SET PROBLEM:
Copy the entries below exactly. Images do not belong in the copy.

BEGIN RECORDS FOR THIS TASK

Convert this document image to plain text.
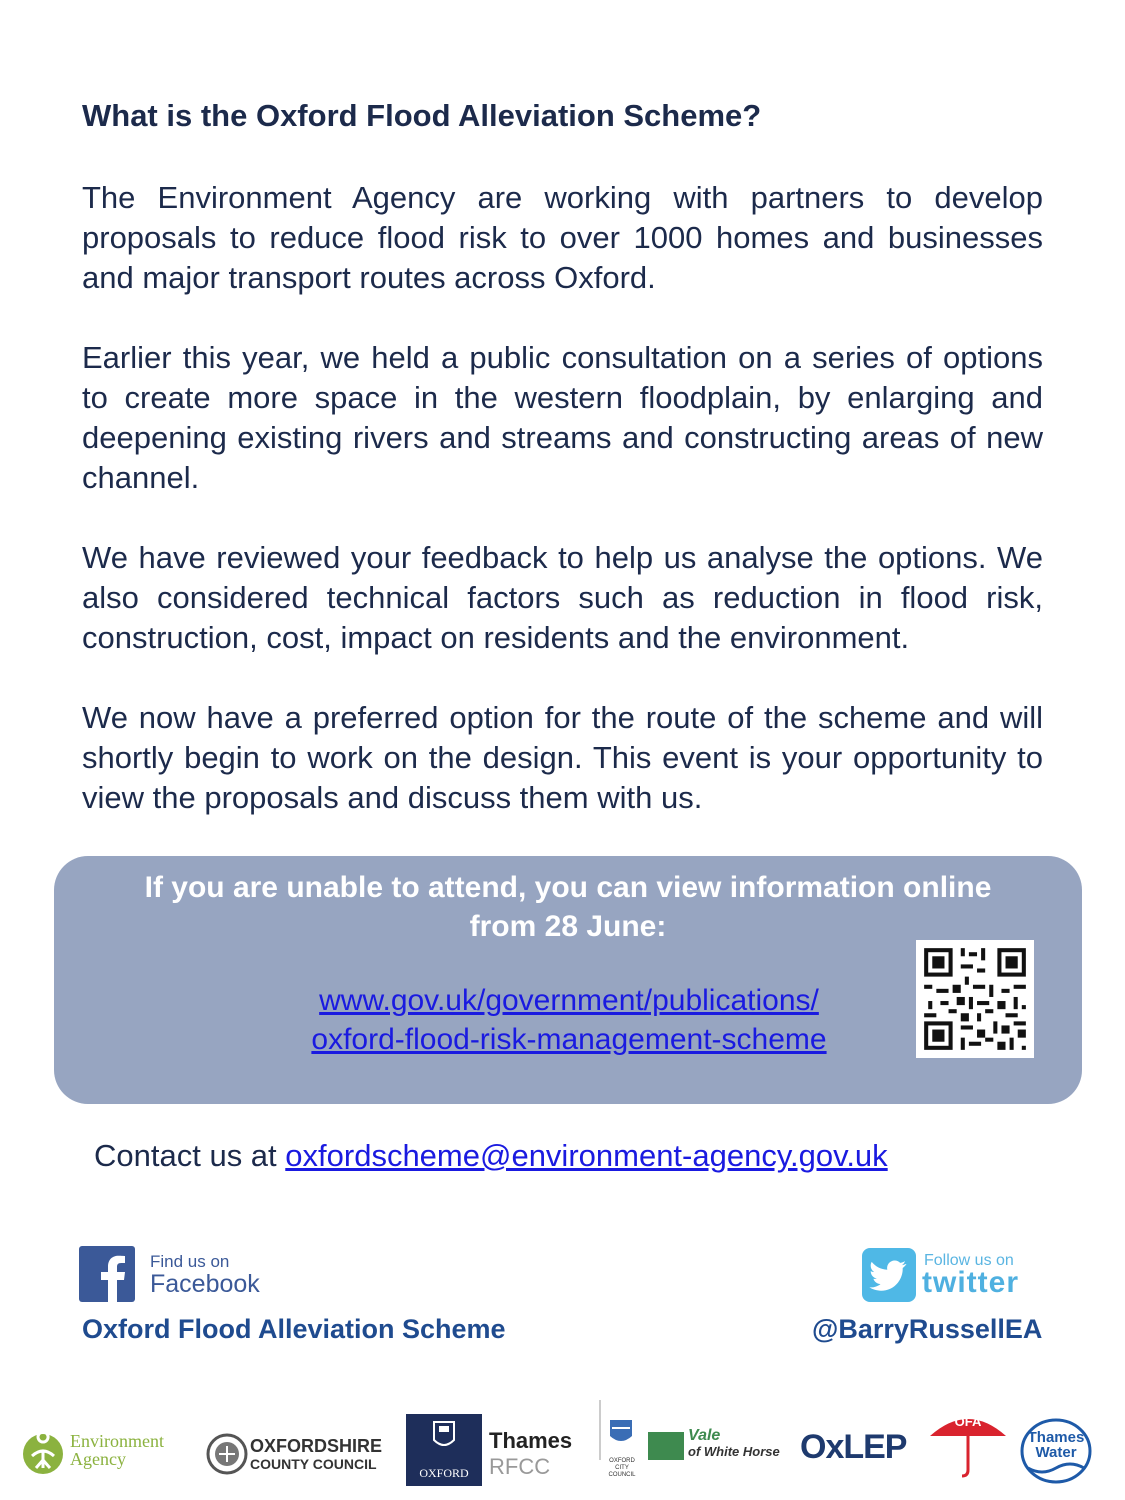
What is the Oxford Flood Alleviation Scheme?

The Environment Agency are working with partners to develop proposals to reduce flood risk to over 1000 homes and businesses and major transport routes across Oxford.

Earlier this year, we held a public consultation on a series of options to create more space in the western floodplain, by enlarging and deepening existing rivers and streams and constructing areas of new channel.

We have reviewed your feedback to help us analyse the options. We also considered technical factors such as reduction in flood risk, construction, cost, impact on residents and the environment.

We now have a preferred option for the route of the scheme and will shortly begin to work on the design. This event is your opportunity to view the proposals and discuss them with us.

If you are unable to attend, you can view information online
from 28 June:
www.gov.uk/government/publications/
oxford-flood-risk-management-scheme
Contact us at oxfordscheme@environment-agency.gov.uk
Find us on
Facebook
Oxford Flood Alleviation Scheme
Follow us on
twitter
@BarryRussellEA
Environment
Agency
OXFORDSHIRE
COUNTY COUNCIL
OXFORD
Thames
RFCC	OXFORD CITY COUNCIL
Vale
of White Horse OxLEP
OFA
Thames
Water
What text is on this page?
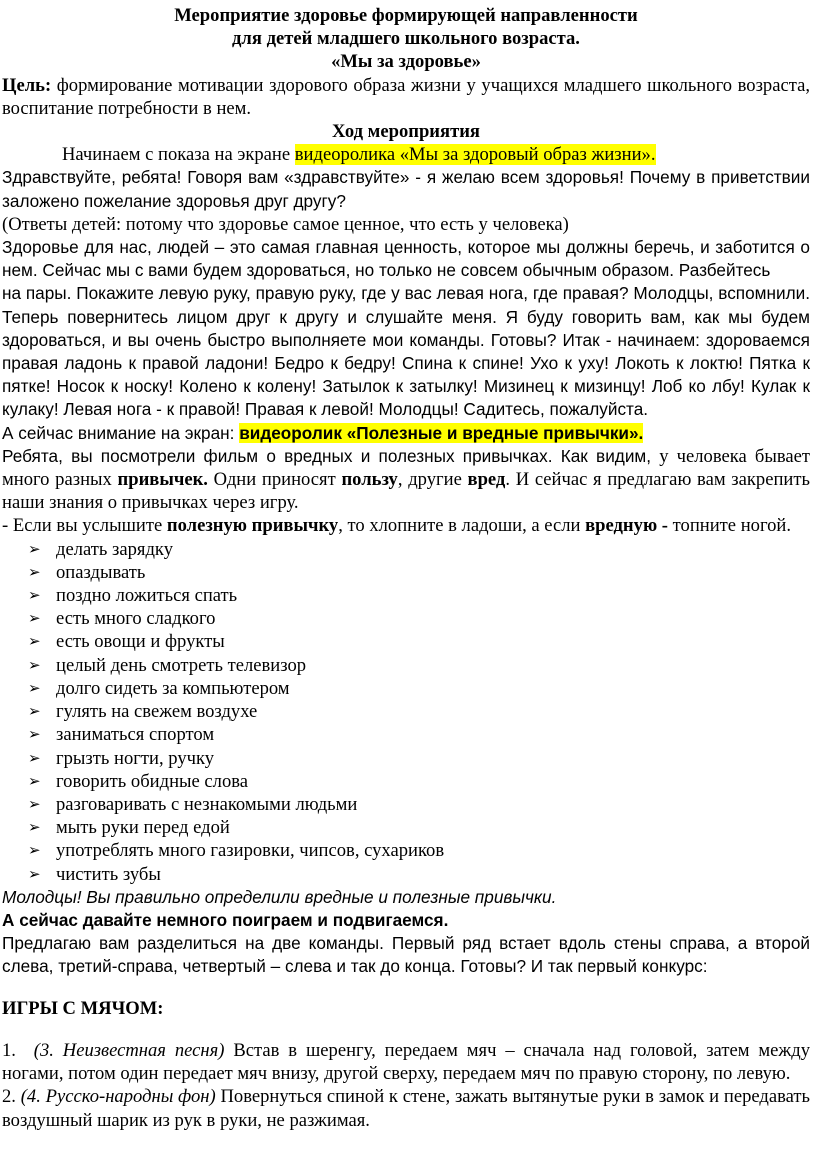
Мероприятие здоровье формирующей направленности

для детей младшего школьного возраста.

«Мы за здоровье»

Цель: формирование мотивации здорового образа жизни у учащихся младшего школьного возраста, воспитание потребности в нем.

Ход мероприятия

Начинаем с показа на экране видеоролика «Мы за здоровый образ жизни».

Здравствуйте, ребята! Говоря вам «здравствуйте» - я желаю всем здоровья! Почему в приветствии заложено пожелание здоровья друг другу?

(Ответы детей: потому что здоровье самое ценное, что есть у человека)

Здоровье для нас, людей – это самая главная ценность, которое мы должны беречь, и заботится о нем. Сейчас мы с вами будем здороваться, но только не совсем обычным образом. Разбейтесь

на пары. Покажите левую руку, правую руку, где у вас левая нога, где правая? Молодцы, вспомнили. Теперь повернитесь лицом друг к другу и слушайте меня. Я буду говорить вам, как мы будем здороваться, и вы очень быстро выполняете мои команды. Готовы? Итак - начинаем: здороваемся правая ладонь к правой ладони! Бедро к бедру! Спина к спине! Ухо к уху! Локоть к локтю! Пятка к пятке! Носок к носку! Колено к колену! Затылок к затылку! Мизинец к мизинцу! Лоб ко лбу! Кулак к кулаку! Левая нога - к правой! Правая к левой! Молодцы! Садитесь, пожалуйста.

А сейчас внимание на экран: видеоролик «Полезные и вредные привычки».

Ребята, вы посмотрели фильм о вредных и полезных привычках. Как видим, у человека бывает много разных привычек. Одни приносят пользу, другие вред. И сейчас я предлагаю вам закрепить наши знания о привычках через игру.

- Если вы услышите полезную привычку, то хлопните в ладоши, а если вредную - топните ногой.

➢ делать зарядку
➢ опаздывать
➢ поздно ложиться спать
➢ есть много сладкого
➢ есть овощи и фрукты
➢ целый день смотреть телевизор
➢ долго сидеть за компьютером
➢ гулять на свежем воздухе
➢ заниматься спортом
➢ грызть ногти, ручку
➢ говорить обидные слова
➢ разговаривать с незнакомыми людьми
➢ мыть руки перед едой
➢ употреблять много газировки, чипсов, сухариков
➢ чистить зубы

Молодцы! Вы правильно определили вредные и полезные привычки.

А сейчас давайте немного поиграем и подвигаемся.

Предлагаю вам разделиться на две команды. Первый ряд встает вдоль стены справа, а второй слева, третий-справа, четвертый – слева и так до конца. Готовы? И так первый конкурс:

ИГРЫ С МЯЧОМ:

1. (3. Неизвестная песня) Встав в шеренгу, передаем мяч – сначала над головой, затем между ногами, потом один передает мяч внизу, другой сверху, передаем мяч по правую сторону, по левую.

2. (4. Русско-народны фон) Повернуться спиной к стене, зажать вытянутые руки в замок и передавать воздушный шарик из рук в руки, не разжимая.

END RECORDS FOR THIS TASK

EXERCISE RESULT:
Convert this document image to plain text.
What is the Oxford Flood Alleviation Scheme?

The Environment Agency are working with partners to develop proposals to reduce flood risk to over 1000 homes and businesses and major transport routes across Oxford.

Earlier this year, we held a public consultation on a series of options to create more space in the western floodplain, by enlarging and deepening existing rivers and streams and constructing areas of new channel.

We have reviewed your feedback to help us analyse the options. We also considered technical factors such as reduction in flood risk, construction, cost, impact on residents and the environment.

We now have a preferred option for the route of the scheme and will shortly begin to work on the design. This event is your opportunity to view the proposals and discuss them with us.

If you are unable to attend, you can view information online
from 28 June:
www.gov.uk/government/publications/
oxford-flood-risk-management-scheme
Contact us at oxfordscheme@environment-agency.gov.uk
Find us on
Facebook
Oxford Flood Alleviation Scheme
Follow us on
twitter
@BarryRussellEA
Environment
Agency
OXFORDSHIRE
COUNTY COUNCIL
OXFORD
Thames
RFCC	OXFORD CITY COUNCIL
Vale
of White Horse OxLEP
OFA
Thames
Water
What text is on this page?
Мероприятие здоровье формирующей направленности

для детей младшего школьного возраста.

«Мы за здоровье»

Цель: формирование мотивации здорового образа жизни у учащихся младшего школьного возраста, воспитание потребности в нем.

Ход мероприятия

Начинаем с показа на экране видеоролика «Мы за здоровый образ жизни».

Здравствуйте, ребята! Говоря вам «здравствуйте» - я желаю всем здоровья! Почему в приветствии заложено пожелание здоровья друг другу?

(Ответы детей: потому что здоровье самое ценное, что есть у человека)

Здоровье для нас, людей – это самая главная ценность, которое мы должны беречь, и заботится о нем. Сейчас мы с вами будем здороваться, но только не совсем обычным образом. Разбейтесь

на пары. Покажите левую руку, правую руку, где у вас левая нога, где правая? Молодцы, вспомнили. Теперь повернитесь лицом друг к другу и слушайте меня. Я буду говорить вам, как мы будем здороваться, и вы очень быстро выполняете мои команды. Готовы? Итак - начинаем: здороваемся правая ладонь к правой ладони! Бедро к бедру! Спина к спине! Ухо к уху! Локоть к локтю! Пятка к пятке! Носок к носку! Колено к колену! Затылок к затылку! Мизинец к мизинцу! Лоб ко лбу! Кулак к кулаку! Левая нога - к правой! Правая к левой! Молодцы! Садитесь, пожалуйста.

А сейчас внимание на экран: видеоролик «Полезные и вредные привычки».

Ребята, вы посмотрели фильм о вредных и полезных привычках. Как видим, у человека бывает много разных привычек. Одни приносят пользу, другие вред. И сейчас я предлагаю вам закрепить наши знания о привычках через игру.

- Если вы услышите полезную привычку, то хлопните в ладоши, а если вредную - топните ногой.

➢ делать зарядку
➢ опаздывать
➢ поздно ложиться спать
➢ есть много сладкого
➢ есть овощи и фрукты
➢ целый день смотреть телевизор
➢ долго сидеть за компьютером
➢ гулять на свежем воздухе
➢ заниматься спортом
➢ грызть ногти, ручку
➢ говорить обидные слова
➢ разговаривать с незнакомыми людьми
➢ мыть руки перед едой
➢ употреблять много газировки, чипсов, сухариков
➢ чистить зубы

Молодцы! Вы правильно определили вредные и полезные привычки.

А сейчас давайте немного поиграем и подвигаемся.

Предлагаю вам разделиться на две команды. Первый ряд встает вдоль стены справа, а второй слева, третий-справа, четвертый – слева и так до конца. Готовы? И так первый конкурс:

ИГРЫ С МЯЧОМ:

1. (3. Неизвестная песня) Встав в шеренгу, передаем мяч – сначала над головой, затем между ногами, потом один передает мяч внизу, другой сверху, передаем мяч по правую сторону, по левую.

2. (4. Русско-народны фон) Повернуться спиной к стене, зажать вытянутые руки в замок и передавать воздушный шарик из рук в руки, не разжимая.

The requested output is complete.